* [TO DO]: Where a line in the listing below contains the word "icon", copy that line.

[Start INFORMATION SHOWN]

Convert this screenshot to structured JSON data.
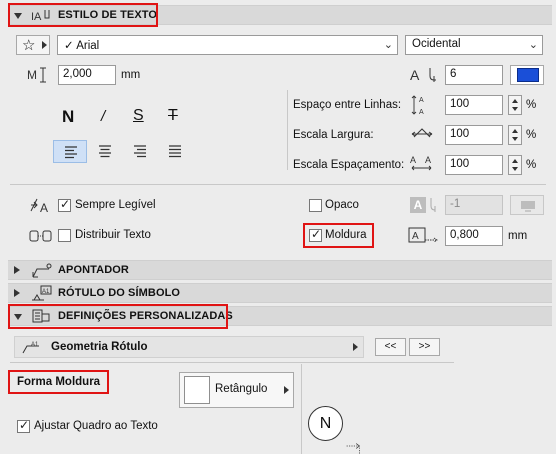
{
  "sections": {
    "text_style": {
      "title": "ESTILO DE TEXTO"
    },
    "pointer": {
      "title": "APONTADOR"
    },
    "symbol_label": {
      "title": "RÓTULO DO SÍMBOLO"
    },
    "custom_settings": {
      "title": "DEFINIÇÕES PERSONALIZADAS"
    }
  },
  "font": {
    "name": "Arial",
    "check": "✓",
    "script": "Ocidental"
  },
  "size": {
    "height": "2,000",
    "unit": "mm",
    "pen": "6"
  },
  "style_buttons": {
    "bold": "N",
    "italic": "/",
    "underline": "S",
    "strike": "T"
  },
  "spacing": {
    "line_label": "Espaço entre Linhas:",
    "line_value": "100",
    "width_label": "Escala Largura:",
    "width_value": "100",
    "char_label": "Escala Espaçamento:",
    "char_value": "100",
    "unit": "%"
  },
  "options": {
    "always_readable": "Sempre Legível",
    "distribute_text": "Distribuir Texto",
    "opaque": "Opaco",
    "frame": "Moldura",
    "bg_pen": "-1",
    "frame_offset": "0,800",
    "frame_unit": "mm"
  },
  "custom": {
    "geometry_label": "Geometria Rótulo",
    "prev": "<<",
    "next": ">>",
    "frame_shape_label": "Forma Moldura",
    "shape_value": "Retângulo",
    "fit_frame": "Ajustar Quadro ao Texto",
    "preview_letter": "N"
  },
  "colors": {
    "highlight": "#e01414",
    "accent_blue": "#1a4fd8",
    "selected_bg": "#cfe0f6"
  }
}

[End INFORMATION SHOWN]
[Start INFORMATION SHOWN]

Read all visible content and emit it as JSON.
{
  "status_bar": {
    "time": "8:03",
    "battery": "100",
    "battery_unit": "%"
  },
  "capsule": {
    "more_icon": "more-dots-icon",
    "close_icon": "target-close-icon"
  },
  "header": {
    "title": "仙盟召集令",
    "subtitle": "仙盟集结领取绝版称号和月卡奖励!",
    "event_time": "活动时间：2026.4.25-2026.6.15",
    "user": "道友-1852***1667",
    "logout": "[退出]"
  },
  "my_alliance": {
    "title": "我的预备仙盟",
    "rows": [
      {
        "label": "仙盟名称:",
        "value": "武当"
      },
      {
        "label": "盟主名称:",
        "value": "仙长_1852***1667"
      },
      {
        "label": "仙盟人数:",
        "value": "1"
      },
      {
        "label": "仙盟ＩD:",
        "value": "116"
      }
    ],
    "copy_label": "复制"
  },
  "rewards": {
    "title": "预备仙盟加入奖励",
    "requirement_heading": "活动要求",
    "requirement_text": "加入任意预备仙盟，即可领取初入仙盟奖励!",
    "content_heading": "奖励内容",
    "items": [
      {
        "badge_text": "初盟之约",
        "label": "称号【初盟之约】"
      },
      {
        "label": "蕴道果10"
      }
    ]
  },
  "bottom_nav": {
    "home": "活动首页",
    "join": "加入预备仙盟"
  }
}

[End INFORMATION SHOWN]

* [SOLUTION FOR THIS PROBLEM]:
    "more_icon": "more-dots-icon",
    "close_icon": "target-close-icon"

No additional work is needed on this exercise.